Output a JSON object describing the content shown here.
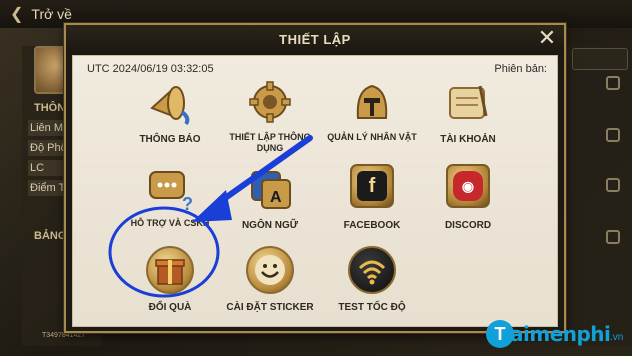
{
  "topbar": {
    "back_label": "Trở về"
  },
  "left_panel": {
    "section_label_1": "THÔN",
    "rows": [
      "Liên M",
      "Độ Phổ",
      "LC",
      "Điểm T"
    ],
    "section_label_2": "BẢNG",
    "player_code": "T3497841427"
  },
  "dialog": {
    "title": "THIẾT LẬP",
    "utc_time": "UTC  2024/06/19 03:32:05",
    "version_label": "Phiên bản:",
    "tiles": [
      {
        "label": "THÔNG BÁO"
      },
      {
        "label": "THIẾT LẬP THÔNG DỤNG"
      },
      {
        "label": "QUẢN LÝ NHÂN VẬT"
      },
      {
        "label": "TÀI KHOẢN"
      },
      {
        "label": "HỖ TRỢ VÀ CSKH"
      },
      {
        "label": "NGÔN NGỮ"
      },
      {
        "label": "FACEBOOK"
      },
      {
        "label": "DISCORD"
      },
      {
        "label": "ĐỔI QUÀ"
      },
      {
        "label": "CÀI ĐẶT STICKER"
      },
      {
        "label": "TEST TỐC ĐỘ"
      }
    ]
  },
  "annotation": {
    "color": "#1a3fd6"
  },
  "watermark": {
    "text": "aimenphi",
    "tld": ".vn",
    "color": "#12a0d8"
  }
}
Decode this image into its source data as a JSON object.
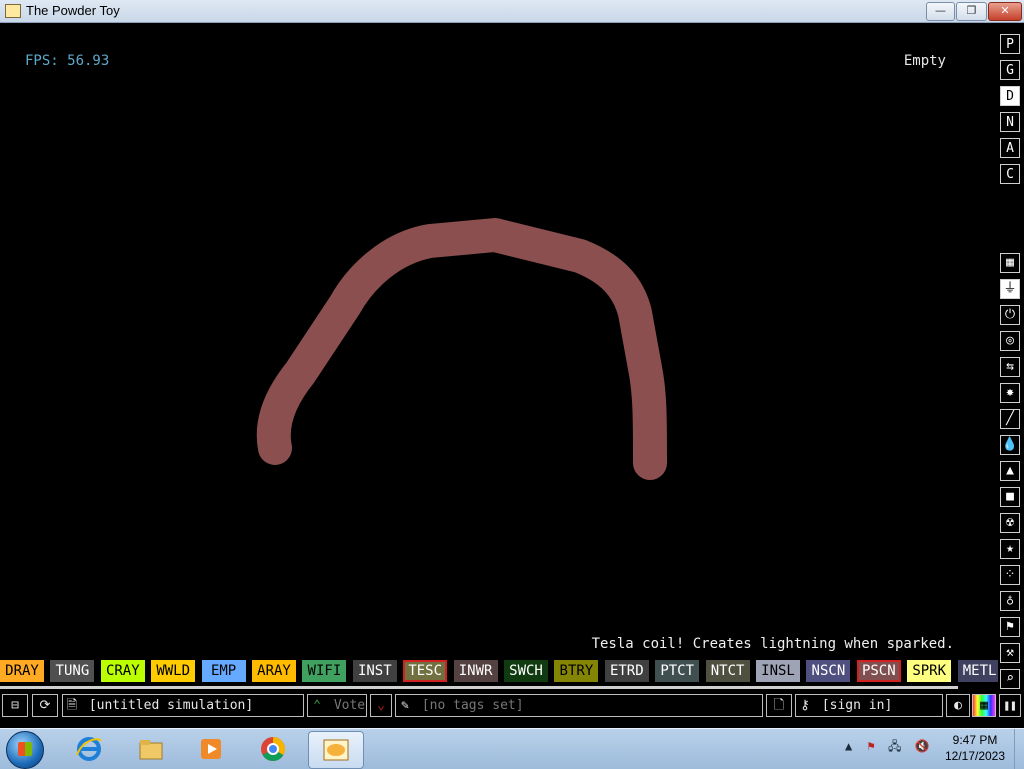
{
  "window": {
    "title": "The Powder Toy",
    "min": "—",
    "max": "❐",
    "close": "✕"
  },
  "hud": {
    "fps": "FPS: 56.93",
    "hover": "Empty",
    "tooltip": "Tesla coil! Creates lightning when sparked."
  },
  "render_buttons": [
    {
      "label": "P",
      "active": false
    },
    {
      "label": "G",
      "active": false
    },
    {
      "label": "D",
      "active": true
    },
    {
      "label": "N",
      "active": false
    },
    {
      "label": "A",
      "active": false
    },
    {
      "label": "C",
      "active": false
    }
  ],
  "menu_icons": [
    {
      "name": "walls-icon",
      "glyph": "▦",
      "active": false
    },
    {
      "name": "electronics-icon",
      "glyph": "⏚",
      "active": true
    },
    {
      "name": "powered-icon",
      "glyph": "⏻",
      "active": false
    },
    {
      "name": "sensors-icon",
      "glyph": "◎",
      "active": false
    },
    {
      "name": "force-icon",
      "glyph": "⇆",
      "active": false
    },
    {
      "name": "explosives-icon",
      "glyph": "✸",
      "active": false
    },
    {
      "name": "gases-icon",
      "glyph": "╱",
      "active": false
    },
    {
      "name": "liquids-icon",
      "glyph": "💧",
      "active": false
    },
    {
      "name": "powders-icon",
      "glyph": "▲",
      "active": false
    },
    {
      "name": "solids-icon",
      "glyph": "■",
      "active": false
    },
    {
      "name": "radioactive-icon",
      "glyph": "☢",
      "active": false
    },
    {
      "name": "special-icon",
      "glyph": "★",
      "active": false
    },
    {
      "name": "life-icon",
      "glyph": "⁘",
      "active": false
    },
    {
      "name": "tools-icon",
      "glyph": "♁",
      "active": false
    },
    {
      "name": "favorites-icon",
      "glyph": "⚑",
      "active": false
    },
    {
      "name": "decoration-icon",
      "glyph": "⚒",
      "active": false
    },
    {
      "name": "search-icon",
      "glyph": "⌕",
      "active": false
    }
  ],
  "elements": [
    {
      "label": "DRAY",
      "bg": "#ffaa22",
      "fg": "#000"
    },
    {
      "label": "TUNG",
      "bg": "#505050",
      "fg": "#fff"
    },
    {
      "label": "CRAY",
      "bg": "#bbff00",
      "fg": "#000"
    },
    {
      "label": "WWLD",
      "bg": "#ffcc00",
      "fg": "#000"
    },
    {
      "label": "EMP",
      "bg": "#66aaff",
      "fg": "#000"
    },
    {
      "label": "ARAY",
      "bg": "#ffbb00",
      "fg": "#000"
    },
    {
      "label": "WIFI",
      "bg": "#40a060",
      "fg": "#000"
    },
    {
      "label": "INST",
      "bg": "#404040",
      "fg": "#fff"
    },
    {
      "label": "TESC",
      "bg": "#707040",
      "fg": "#fff",
      "selected": true
    },
    {
      "label": "INWR",
      "bg": "#544141",
      "fg": "#fff"
    },
    {
      "label": "SWCH",
      "bg": "#103b11",
      "fg": "#fff"
    },
    {
      "label": "BTRY",
      "bg": "#858505",
      "fg": "#000"
    },
    {
      "label": "ETRD",
      "bg": "#404040",
      "fg": "#fff"
    },
    {
      "label": "PTCT",
      "bg": "#405050",
      "fg": "#fff"
    },
    {
      "label": "NTCT",
      "bg": "#505040",
      "fg": "#fff"
    },
    {
      "label": "INSL",
      "bg": "#9ea3b6",
      "fg": "#000"
    },
    {
      "label": "NSCN",
      "bg": "#505080",
      "fg": "#fff"
    },
    {
      "label": "PSCN",
      "bg": "#805050",
      "fg": "#fff",
      "selected": true
    },
    {
      "label": "SPRK",
      "bg": "#ffff80",
      "fg": "#000"
    },
    {
      "label": "METL",
      "bg": "#404060",
      "fg": "#fff"
    }
  ],
  "bottom": {
    "open": "⊟",
    "reload": "⟳",
    "save_icon": "🗎",
    "save_name": "[untitled simulation]",
    "vote": "Vote",
    "vote_up": "⌃",
    "vote_down": "⌄",
    "tags_icon": "✎",
    "tags": "[no tags set]",
    "new_sim": "🗋",
    "login_icon": "⚷",
    "login": "[sign in]",
    "settings": "◐",
    "render": "▦",
    "pause": "❚❚"
  },
  "taskbar": {
    "time": "9:47 PM",
    "date": "12/17/2023"
  },
  "colors": {
    "stroke": "#8b4f4f"
  }
}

::::::

#### WHAT TO PRODUCE
Print the whole listing above once more, word for word, without its pictures.

#### RESULT FOR THIS EXERCISE
Output a JSON object describing the content shown here.
{
  "topbar": {
    "back_label": "Trở về"
  },
  "left_panel": {
    "section_label_1": "THÔN",
    "rows": [
      "Liên M",
      "Độ Phổ",
      "LC",
      "Điểm T"
    ],
    "section_label_2": "BẢNG",
    "player_code": "T3497841427"
  },
  "dialog": {
    "title": "THIẾT LẬP",
    "utc_time": "UTC  2024/06/19 03:32:05",
    "version_label": "Phiên bản:",
    "tiles": [
      {
        "label": "THÔNG BÁO"
      },
      {
        "label": "THIẾT LẬP THÔNG DỤNG"
      },
      {
        "label": "QUẢN LÝ NHÂN VẬT"
      },
      {
        "label": "TÀI KHOẢN"
      },
      {
        "label": "HỖ TRỢ VÀ CSKH"
      },
      {
        "label": "NGÔN NGỮ"
      },
      {
        "label": "FACEBOOK"
      },
      {
        "label": "DISCORD"
      },
      {
        "label": "ĐỔI QUÀ"
      },
      {
        "label": "CÀI ĐẶT STICKER"
      },
      {
        "label": "TEST TỐC ĐỘ"
      }
    ]
  },
  "annotation": {
    "color": "#1a3fd6"
  },
  "watermark": {
    "text": "aimenphi",
    "tld": ".vn",
    "color": "#12a0d8"
  }
}
Decode this image into its source data as a JSON object.
{
  "window": {
    "title": "The Powder Toy",
    "min": "—",
    "max": "❐",
    "close": "✕"
  },
  "hud": {
    "fps": "FPS: 56.93",
    "hover": "Empty",
    "tooltip": "Tesla coil! Creates lightning when sparked."
  },
  "render_buttons": [
    {
      "label": "P",
      "active": false
    },
    {
      "label": "G",
      "active": false
    },
    {
      "label": "D",
      "active": true
    },
    {
      "label": "N",
      "active": false
    },
    {
      "label": "A",
      "active": false
    },
    {
      "label": "C",
      "active": false
    }
  ],
  "menu_icons": [
    {
      "name": "walls-icon",
      "glyph": "▦",
      "active": false
    },
    {
      "name": "electronics-icon",
      "glyph": "⏚",
      "active": true
    },
    {
      "name": "powered-icon",
      "glyph": "⏻",
      "active": false
    },
    {
      "name": "sensors-icon",
      "glyph": "◎",
      "active": false
    },
    {
      "name": "force-icon",
      "glyph": "⇆",
      "active": false
    },
    {
      "name": "explosives-icon",
      "glyph": "✸",
      "active": false
    },
    {
      "name": "gases-icon",
      "glyph": "╱",
      "active": false
    },
    {
      "name": "liquids-icon",
      "glyph": "💧",
      "active": false
    },
    {
      "name": "powders-icon",
      "glyph": "▲",
      "active": false
    },
    {
      "name": "solids-icon",
      "glyph": "■",
      "active": false
    },
    {
      "name": "radioactive-icon",
      "glyph": "☢",
      "active": false
    },
    {
      "name": "special-icon",
      "glyph": "★",
      "active": false
    },
    {
      "name": "life-icon",
      "glyph": "⁘",
      "active": false
    },
    {
      "name": "tools-icon",
      "glyph": "♁",
      "active": false
    },
    {
      "name": "favorites-icon",
      "glyph": "⚑",
      "active": false
    },
    {
      "name": "decoration-icon",
      "glyph": "⚒",
      "active": false
    },
    {
      "name": "search-icon",
      "glyph": "⌕",
      "active": false
    }
  ],
  "elements": [
    {
      "label": "DRAY",
      "bg": "#ffaa22",
      "fg": "#000"
    },
    {
      "label": "TUNG",
      "bg": "#505050",
      "fg": "#fff"
    },
    {
      "label": "CRAY",
      "bg": "#bbff00",
      "fg": "#000"
    },
    {
      "label": "WWLD",
      "bg": "#ffcc00",
      "fg": "#000"
    },
    {
      "label": "EMP",
      "bg": "#66aaff",
      "fg": "#000"
    },
    {
      "label": "ARAY",
      "bg": "#ffbb00",
      "fg": "#000"
    },
    {
      "label": "WIFI",
      "bg": "#40a060",
      "fg": "#000"
    },
    {
      "label": "INST",
      "bg": "#404040",
      "fg": "#fff"
    },
    {
      "label": "TESC",
      "bg": "#707040",
      "fg": "#fff",
      "selected": true
    },
    {
      "label": "INWR",
      "bg": "#544141",
      "fg": "#fff"
    },
    {
      "label": "SWCH",
      "bg": "#103b11",
      "fg": "#fff"
    },
    {
      "label": "BTRY",
      "bg": "#858505",
      "fg": "#000"
    },
    {
      "label": "ETRD",
      "bg": "#404040",
      "fg": "#fff"
    },
    {
      "label": "PTCT",
      "bg": "#405050",
      "fg": "#fff"
    },
    {
      "label": "NTCT",
      "bg": "#505040",
      "fg": "#fff"
    },
    {
      "label": "INSL",
      "bg": "#9ea3b6",
      "fg": "#000"
    },
    {
      "label": "NSCN",
      "bg": "#505080",
      "fg": "#fff"
    },
    {
      "label": "PSCN",
      "bg": "#805050",
      "fg": "#fff",
      "selected": true
    },
    {
      "label": "SPRK",
      "bg": "#ffff80",
      "fg": "#000"
    },
    {
      "label": "METL",
      "bg": "#404060",
      "fg": "#fff"
    }
  ],
  "bottom": {
    "open": "⊟",
    "reload": "⟳",
    "save_icon": "🗎",
    "save_name": "[untitled simulation]",
    "vote": "Vote",
    "vote_up": "⌃",
    "vote_down": "⌄",
    "tags_icon": "✎",
    "tags": "[no tags set]",
    "new_sim": "🗋",
    "login_icon": "⚷",
    "login": "[sign in]",
    "settings": "◐",
    "render": "▦",
    "pause": "❚❚"
  },
  "taskbar": {
    "time": "9:47 PM",
    "date": "12/17/2023"
  },
  "colors": {
    "stroke": "#8b4f4f"
  }
}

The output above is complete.